Only the pictures stay out; every record is to be quoted exactly.

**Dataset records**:
____
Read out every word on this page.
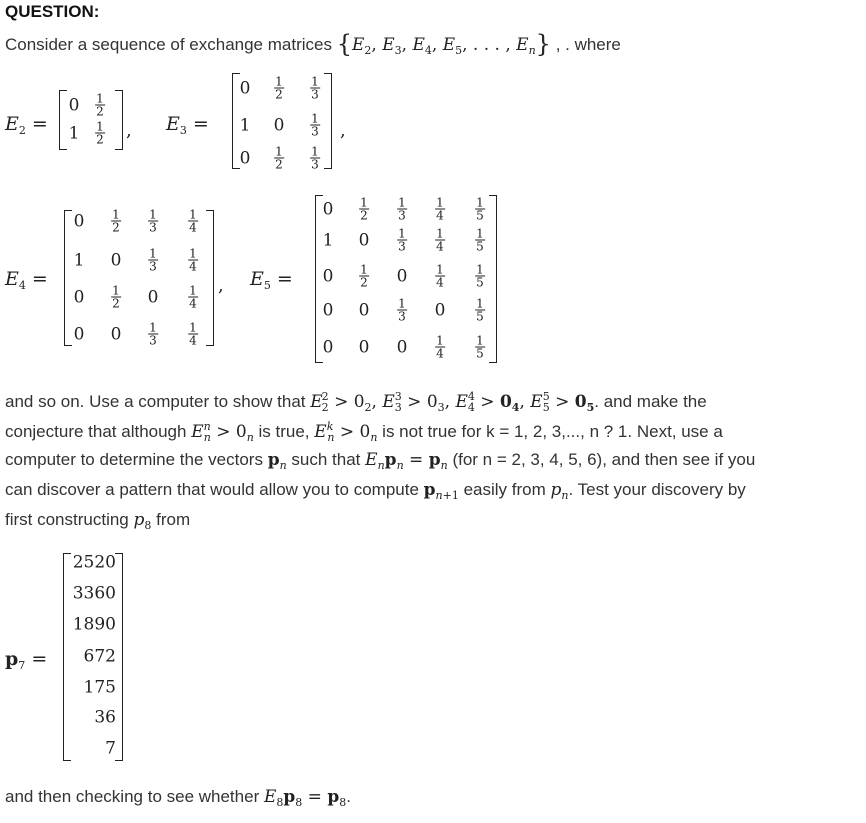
QUESTION:
Consider a sequence of exchange matrices {$E_2$, $E_3$, $E_4$, $E_5$, . . . , $E_n$} , . where
$E_2$ =
$0 \frac{1}{2}$
$1 \frac{1}{2}$ , $E_3$ =
$0 \frac{1}{2} \frac{1}{3}$
1 $0 \frac{1}{3}$
$0 \frac{1}{2} \frac{1}{3}$
,
$E_4$ =
$0 \frac{1}{2} \frac{1}{3}$	$\frac{1}{4}$
1 $0 \frac{1}{3}$	$\frac{1}{4}$
$0 \frac{1}{2} 0 \frac{1}{4}$
0 $0 \frac{1}{3}$	$\frac{1}{4}$
, $E_5$ =
$0 \frac{1}{2} \frac{1}{3} \frac{1}{4}$	$\frac{1}{5}$
1 $0 \frac{1}{3} \frac{1}{4}$	$\frac{1}{5}$
$0 \frac{1}{2} 0 \frac{1}{4}$	$\frac{1}{5}$
0 $0 \frac{1}{3} 0 \frac{1}{5}$
0 0 $0 \frac{1}{4}$	$\frac{1}{5}$
and so on. Use a computer to show that $E^2_2 > 0_2$, $E^3_3 > 0_3$, $E^4_4 > 0_4$, $E^5_5 > 0_5$. and make the
conjecture that although $E^n_n > 0_n$ is true, $E^k_n > 0_n$ is not true for k = 1, 2, 3,..., n ? 1. Next, use a
computer to determine the vectors $p_n$ such that $E_np_n = p_n$ (for n = 2, 3, 4, 5, 6), and then see if you
can discover a pattern that would allow you to compute $p_{n+1}$ easily from $p_n$. Test your discovery by
first constructing $p_8$ from
$p_7$ =
2520
3360
1890
672
175
36
7
and then checking to see whether $E_8p_8 = p_8$.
____
**Task response**:
Read out every word on this page.
QUESTION:
Consider a sequence of exchange matrices {$E_2$, $E_3$, $E_4$, $E_5$, . . . , $E_n$} , . where
$E_2$ =
$0 \frac{1}{2}$
$1 \frac{1}{2}$ , $E_3$ =
$0 \frac{1}{2} \frac{1}{3}$
1 $0 \frac{1}{3}$
$0 \frac{1}{2} \frac{1}{3}$
,
$E_4$ =
$0 \frac{1}{2} \frac{1}{3}$	$\frac{1}{4}$
1 $0 \frac{1}{3}$	$\frac{1}{4}$
$0 \frac{1}{2} 0 \frac{1}{4}$
0 $0 \frac{1}{3}$	$\frac{1}{4}$
, $E_5$ =
$0 \frac{1}{2} \frac{1}{3} \frac{1}{4}$	$\frac{1}{5}$
1 $0 \frac{1}{3} \frac{1}{4}$	$\frac{1}{5}$
$0 \frac{1}{2} 0 \frac{1}{4}$	$\frac{1}{5}$
0 $0 \frac{1}{3} 0 \frac{1}{5}$
0 0 $0 \frac{1}{4}$	$\frac{1}{5}$
and so on. Use a computer to show that $E^2_2 > 0_2$, $E^3_3 > 0_3$, $E^4_4 > 0_4$, $E^5_5 > 0_5$. and make the
conjecture that although $E^n_n > 0_n$ is true, $E^k_n > 0_n$ is not true for k = 1, 2, 3,..., n ? 1. Next, use a
computer to determine the vectors $p_n$ such that $E_np_n = p_n$ (for n = 2, 3, 4, 5, 6), and then see if you
can discover a pattern that would allow you to compute $p_{n+1}$ easily from $p_n$. Test your discovery by
first constructing $p_8$ from
$p_7$ =
2520
3360
1890
672
175
36
7
and then checking to see whether $E_8p_8 = p_8$.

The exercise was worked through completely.